● **Passage for review**:
========================

First of all, I need to give credit to my Mom for not only not doing many of the things listed here, but also doing many of them. Oh, and thanks as well for forwarding the email quoted below!
TO ALL THE KIDS WHO SURVIVED THE 1930s, '40s, '50s, '60s and '70s!!
“First, we survived being born to mothers who may have smoked and/or drank while they were pregnant. They took aspirin, ate blue cheese dressing, tuna from a can, and didn't get tested for diabetes. Then, after that trauma, we were put to sleep on our tummies in baby cribs covered with bright colored lead-based paints. We had no childproof lids on medicine bottles, or locks on doors or cabinets and when we rode our bikes, we had baseball caps, not helmets, on our heads. As infants and children, we would ride in cars with no car seats, no booster seats, no seat belts, no air bags, bald tires and sometimes no brakes. Riding in the back of a pick-up truck on a warm day was always a special treat.
We drank water from the garden hose and not from a bottle. We shared one soft drink with four friends, from one bottle, and no one actually died from this. We ate cupcakes, white bread, real butter, and bacon. We drank Kool-Aid made with real white sugar. And we weren't overweight.
WHY? Because we were always outside playing...that's why! We would leave home in the morning and play all day, as long as we were back when the streetlights came on. No one was able to reach us all day. --And, we were OKAY.
We would spend hours building our go-carts out of scraps and then ride them down the hill; only to find out we forgot the brakes… After running into the bushes a few times, we learned to solve the problem. We did not have Play Station, Nintendo or X-box. There were no video games, no 150 channel cable hookups, no videos or DVDs, no surround-sound or CDs, no cell phones, no personal computers, no Internet and no chat rooms.

========================

● **Exercise set**:
A. In the survivor email, when did the kids have to be back home after playing all day?
B. Return everything in the survivor email from "We drank water" down to "we weren't overweight.".

● **Stored data entries**:
========================

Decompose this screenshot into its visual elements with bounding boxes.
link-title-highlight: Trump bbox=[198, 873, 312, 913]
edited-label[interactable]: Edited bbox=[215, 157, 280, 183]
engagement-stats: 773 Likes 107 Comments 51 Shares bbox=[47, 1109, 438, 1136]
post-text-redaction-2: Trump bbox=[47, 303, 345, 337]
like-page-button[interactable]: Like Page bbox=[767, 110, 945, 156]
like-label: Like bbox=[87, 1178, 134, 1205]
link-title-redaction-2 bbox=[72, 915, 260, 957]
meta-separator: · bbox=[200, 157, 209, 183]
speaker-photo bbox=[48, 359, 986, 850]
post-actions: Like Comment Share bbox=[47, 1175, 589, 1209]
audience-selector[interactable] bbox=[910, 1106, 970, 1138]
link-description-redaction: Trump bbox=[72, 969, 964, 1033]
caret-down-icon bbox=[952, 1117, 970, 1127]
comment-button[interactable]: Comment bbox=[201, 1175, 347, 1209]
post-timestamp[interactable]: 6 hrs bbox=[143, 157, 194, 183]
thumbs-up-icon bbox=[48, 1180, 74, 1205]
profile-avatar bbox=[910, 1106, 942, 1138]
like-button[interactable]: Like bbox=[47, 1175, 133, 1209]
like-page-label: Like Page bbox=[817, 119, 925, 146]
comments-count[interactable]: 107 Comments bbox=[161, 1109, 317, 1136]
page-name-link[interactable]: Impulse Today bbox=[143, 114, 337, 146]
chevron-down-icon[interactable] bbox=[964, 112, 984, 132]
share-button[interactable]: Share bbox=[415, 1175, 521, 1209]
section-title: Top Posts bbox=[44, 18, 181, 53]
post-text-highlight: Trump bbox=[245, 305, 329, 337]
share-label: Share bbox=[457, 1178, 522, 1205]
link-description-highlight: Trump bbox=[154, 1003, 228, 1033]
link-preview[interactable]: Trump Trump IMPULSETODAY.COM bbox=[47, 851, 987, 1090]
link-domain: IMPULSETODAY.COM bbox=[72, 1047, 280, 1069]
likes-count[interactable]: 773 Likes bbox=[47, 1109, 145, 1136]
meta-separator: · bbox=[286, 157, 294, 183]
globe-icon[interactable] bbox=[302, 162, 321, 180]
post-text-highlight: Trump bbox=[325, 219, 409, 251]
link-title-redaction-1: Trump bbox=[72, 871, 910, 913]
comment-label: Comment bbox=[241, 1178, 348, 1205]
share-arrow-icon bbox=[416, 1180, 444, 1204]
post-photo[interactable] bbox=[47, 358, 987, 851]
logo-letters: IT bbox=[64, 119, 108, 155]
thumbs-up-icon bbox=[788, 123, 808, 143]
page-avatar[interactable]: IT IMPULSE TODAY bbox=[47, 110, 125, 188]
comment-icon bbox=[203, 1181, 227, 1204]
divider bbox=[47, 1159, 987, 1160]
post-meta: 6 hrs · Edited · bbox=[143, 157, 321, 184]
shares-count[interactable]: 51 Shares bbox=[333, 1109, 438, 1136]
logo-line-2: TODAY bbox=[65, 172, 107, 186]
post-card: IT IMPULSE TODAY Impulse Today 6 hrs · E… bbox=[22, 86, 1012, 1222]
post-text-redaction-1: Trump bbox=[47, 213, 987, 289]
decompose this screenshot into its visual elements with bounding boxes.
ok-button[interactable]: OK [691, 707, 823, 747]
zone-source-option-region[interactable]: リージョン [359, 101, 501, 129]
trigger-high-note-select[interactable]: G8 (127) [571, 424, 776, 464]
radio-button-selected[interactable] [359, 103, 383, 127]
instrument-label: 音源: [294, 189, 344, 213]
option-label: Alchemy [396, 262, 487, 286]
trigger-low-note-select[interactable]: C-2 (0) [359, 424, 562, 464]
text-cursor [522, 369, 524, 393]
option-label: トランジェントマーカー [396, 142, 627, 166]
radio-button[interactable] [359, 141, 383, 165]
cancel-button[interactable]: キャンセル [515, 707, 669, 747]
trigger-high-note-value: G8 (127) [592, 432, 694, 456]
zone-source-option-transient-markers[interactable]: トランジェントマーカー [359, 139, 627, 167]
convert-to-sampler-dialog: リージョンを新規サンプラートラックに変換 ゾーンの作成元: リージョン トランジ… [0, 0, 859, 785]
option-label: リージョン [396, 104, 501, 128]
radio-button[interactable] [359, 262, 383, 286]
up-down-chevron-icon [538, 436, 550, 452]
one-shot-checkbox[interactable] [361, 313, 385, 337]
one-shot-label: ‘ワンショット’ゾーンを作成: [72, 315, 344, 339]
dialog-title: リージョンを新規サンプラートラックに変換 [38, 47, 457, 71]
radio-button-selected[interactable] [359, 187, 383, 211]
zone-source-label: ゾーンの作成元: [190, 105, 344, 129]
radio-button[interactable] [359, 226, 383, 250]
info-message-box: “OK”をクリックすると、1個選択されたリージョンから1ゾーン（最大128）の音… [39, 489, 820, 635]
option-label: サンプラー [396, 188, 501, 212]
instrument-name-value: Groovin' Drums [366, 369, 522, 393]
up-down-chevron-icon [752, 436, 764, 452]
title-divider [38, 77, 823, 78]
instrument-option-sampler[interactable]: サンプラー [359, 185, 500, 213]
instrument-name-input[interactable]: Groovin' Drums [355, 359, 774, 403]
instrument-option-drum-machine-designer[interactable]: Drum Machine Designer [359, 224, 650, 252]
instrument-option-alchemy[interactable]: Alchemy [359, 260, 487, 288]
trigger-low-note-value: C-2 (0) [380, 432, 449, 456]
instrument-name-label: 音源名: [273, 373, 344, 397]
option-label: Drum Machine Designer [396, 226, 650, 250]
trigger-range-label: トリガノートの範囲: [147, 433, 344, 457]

========================

● **Solution list**:
A. When the streetlights came on.

B.
We drank water from the garden hose and not from a bottle. We shared one soft drink with four friends, from one bottle, and no one actually died from this. We ate cupcakes, white bread, real butter, and bacon. We drank Kool-Aid made with real white sugar. And we weren't overweight.